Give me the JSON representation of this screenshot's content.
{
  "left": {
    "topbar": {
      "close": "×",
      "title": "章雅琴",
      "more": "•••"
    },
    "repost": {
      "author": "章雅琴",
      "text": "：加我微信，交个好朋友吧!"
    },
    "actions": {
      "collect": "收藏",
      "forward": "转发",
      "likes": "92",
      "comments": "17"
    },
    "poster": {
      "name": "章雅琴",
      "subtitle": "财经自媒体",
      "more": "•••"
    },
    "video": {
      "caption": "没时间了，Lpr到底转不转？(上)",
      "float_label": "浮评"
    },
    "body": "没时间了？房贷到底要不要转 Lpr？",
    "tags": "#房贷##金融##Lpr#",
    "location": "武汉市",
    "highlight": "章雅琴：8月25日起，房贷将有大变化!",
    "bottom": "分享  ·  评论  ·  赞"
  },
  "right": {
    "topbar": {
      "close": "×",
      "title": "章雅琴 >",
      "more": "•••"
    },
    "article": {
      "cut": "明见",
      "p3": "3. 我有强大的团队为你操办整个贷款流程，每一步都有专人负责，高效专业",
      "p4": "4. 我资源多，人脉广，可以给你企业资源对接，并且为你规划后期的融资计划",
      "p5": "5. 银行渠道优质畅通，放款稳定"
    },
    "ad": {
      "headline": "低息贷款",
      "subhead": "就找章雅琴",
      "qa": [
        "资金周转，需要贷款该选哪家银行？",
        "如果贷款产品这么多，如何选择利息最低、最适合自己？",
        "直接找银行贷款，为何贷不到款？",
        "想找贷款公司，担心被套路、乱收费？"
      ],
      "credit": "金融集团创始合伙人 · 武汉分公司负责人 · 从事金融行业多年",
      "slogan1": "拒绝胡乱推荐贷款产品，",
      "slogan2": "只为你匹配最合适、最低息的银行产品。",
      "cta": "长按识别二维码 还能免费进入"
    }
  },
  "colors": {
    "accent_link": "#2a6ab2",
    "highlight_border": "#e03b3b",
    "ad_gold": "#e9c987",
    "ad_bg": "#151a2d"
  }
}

# What is asked:
Copy out the data shown above without altering anything.

# Finished answer:
Give me the JSON representation of this screenshot's content.
{
  "left": {
    "topbar": {
      "close": "×",
      "title": "章雅琴",
      "more": "•••"
    },
    "repost": {
      "author": "章雅琴",
      "text": "：加我微信，交个好朋友吧!"
    },
    "actions": {
      "collect": "收藏",
      "forward": "转发",
      "likes": "92",
      "comments": "17"
    },
    "poster": {
      "name": "章雅琴",
      "subtitle": "财经自媒体",
      "more": "•••"
    },
    "video": {
      "caption": "没时间了，Lpr到底转不转？(上)",
      "float_label": "浮评"
    },
    "body": "没时间了？房贷到底要不要转 Lpr？",
    "tags": "#房贷##金融##Lpr#",
    "location": "武汉市",
    "highlight": "章雅琴：8月25日起，房贷将有大变化!",
    "bottom": "分享  ·  评论  ·  赞"
  },
  "right": {
    "topbar": {
      "close": "×",
      "title": "章雅琴 >",
      "more": "•••"
    },
    "article": {
      "cut": "明见",
      "p3": "3. 我有强大的团队为你操办整个贷款流程，每一步都有专人负责，高效专业",
      "p4": "4. 我资源多，人脉广，可以给你企业资源对接，并且为你规划后期的融资计划",
      "p5": "5. 银行渠道优质畅通，放款稳定"
    },
    "ad": {
      "headline": "低息贷款",
      "subhead": "就找章雅琴",
      "qa": [
        "资金周转，需要贷款该选哪家银行？",
        "如果贷款产品这么多，如何选择利息最低、最适合自己？",
        "直接找银行贷款，为何贷不到款？",
        "想找贷款公司，担心被套路、乱收费？"
      ],
      "credit": "金融集团创始合伙人 · 武汉分公司负责人 · 从事金融行业多年",
      "slogan1": "拒绝胡乱推荐贷款产品，",
      "slogan2": "只为你匹配最合适、最低息的银行产品。",
      "cta": "长按识别二维码 还能免费进入"
    }
  },
  "colors": {
    "accent_link": "#2a6ab2",
    "highlight_border": "#e03b3b",
    "ad_gold": "#e9c987",
    "ad_bg": "#151a2d"
  }
}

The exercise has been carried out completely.